**TASK:** Print out every record exactly as it appears.

[Dataset rows]
********************

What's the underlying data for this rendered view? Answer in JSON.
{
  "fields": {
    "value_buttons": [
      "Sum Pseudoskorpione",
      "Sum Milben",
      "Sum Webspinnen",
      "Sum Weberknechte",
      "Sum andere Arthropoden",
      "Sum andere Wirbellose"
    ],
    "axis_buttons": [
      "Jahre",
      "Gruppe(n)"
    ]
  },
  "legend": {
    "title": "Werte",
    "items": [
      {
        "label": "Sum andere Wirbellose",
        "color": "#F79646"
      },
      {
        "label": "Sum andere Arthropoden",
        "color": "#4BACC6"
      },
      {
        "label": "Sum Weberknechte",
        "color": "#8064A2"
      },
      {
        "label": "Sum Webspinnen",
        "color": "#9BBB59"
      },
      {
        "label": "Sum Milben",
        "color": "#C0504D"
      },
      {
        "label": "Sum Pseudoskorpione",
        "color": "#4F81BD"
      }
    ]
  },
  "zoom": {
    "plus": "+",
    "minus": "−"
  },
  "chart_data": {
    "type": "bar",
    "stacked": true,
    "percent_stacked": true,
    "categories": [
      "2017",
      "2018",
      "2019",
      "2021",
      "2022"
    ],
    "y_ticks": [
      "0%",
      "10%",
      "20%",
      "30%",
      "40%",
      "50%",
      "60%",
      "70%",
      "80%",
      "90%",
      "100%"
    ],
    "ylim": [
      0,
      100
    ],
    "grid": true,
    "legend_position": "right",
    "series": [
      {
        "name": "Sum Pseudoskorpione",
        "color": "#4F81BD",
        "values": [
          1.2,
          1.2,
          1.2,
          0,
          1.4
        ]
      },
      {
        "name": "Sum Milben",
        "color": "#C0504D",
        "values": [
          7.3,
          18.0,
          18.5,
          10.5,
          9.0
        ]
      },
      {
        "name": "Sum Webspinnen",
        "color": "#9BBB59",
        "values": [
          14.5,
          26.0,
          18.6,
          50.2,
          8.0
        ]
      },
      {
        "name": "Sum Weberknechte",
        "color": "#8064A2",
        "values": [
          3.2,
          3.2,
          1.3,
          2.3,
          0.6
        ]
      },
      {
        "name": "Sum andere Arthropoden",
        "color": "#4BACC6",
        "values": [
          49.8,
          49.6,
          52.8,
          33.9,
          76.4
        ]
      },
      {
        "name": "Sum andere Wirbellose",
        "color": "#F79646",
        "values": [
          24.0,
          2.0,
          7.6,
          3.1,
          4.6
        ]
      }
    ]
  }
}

********************

**ANSWER IN FULL:**
What's the underlying data for this rendered view? Answer in JSON.
{
  "fields": {
    "value_buttons": [
      "Sum Pseudoskorpione",
      "Sum Milben",
      "Sum Webspinnen",
      "Sum Weberknechte",
      "Sum andere Arthropoden",
      "Sum andere Wirbellose"
    ],
    "axis_buttons": [
      "Jahre",
      "Gruppe(n)"
    ]
  },
  "legend": {
    "title": "Werte",
    "items": [
      {
        "label": "Sum andere Wirbellose",
        "color": "#F79646"
      },
      {
        "label": "Sum andere Arthropoden",
        "color": "#4BACC6"
      },
      {
        "label": "Sum Weberknechte",
        "color": "#8064A2"
      },
      {
        "label": "Sum Webspinnen",
        "color": "#9BBB59"
      },
      {
        "label": "Sum Milben",
        "color": "#C0504D"
      },
      {
        "label": "Sum Pseudoskorpione",
        "color": "#4F81BD"
      }
    ]
  },
  "zoom": {
    "plus": "+",
    "minus": "−"
  },
  "chart_data": {
    "type": "bar",
    "stacked": true,
    "percent_stacked": true,
    "categories": [
      "2017",
      "2018",
      "2019",
      "2021",
      "2022"
    ],
    "y_ticks": [
      "0%",
      "10%",
      "20%",
      "30%",
      "40%",
      "50%",
      "60%",
      "70%",
      "80%",
      "90%",
      "100%"
    ],
    "ylim": [
      0,
      100
    ],
    "grid": true,
    "legend_position": "right",
    "series": [
      {
        "name": "Sum Pseudoskorpione",
        "color": "#4F81BD",
        "values": [
          1.2,
          1.2,
          1.2,
          0,
          1.4
        ]
      },
      {
        "name": "Sum Milben",
        "color": "#C0504D",
        "values": [
          7.3,
          18.0,
          18.5,
          10.5,
          9.0
        ]
      },
      {
        "name": "Sum Webspinnen",
        "color": "#9BBB59",
        "values": [
          14.5,
          26.0,
          18.6,
          50.2,
          8.0
        ]
      },
      {
        "name": "Sum Weberknechte",
        "color": "#8064A2",
        "values": [
          3.2,
          3.2,
          1.3,
          2.3,
          0.6
        ]
      },
      {
        "name": "Sum andere Arthropoden",
        "color": "#4BACC6",
        "values": [
          49.8,
          49.6,
          52.8,
          33.9,
          76.4
        ]
      },
      {
        "name": "Sum andere Wirbellose",
        "color": "#F79646",
        "values": [
          24.0,
          2.0,
          7.6,
          3.1,
          4.6
        ]
      }
    ]
  }
}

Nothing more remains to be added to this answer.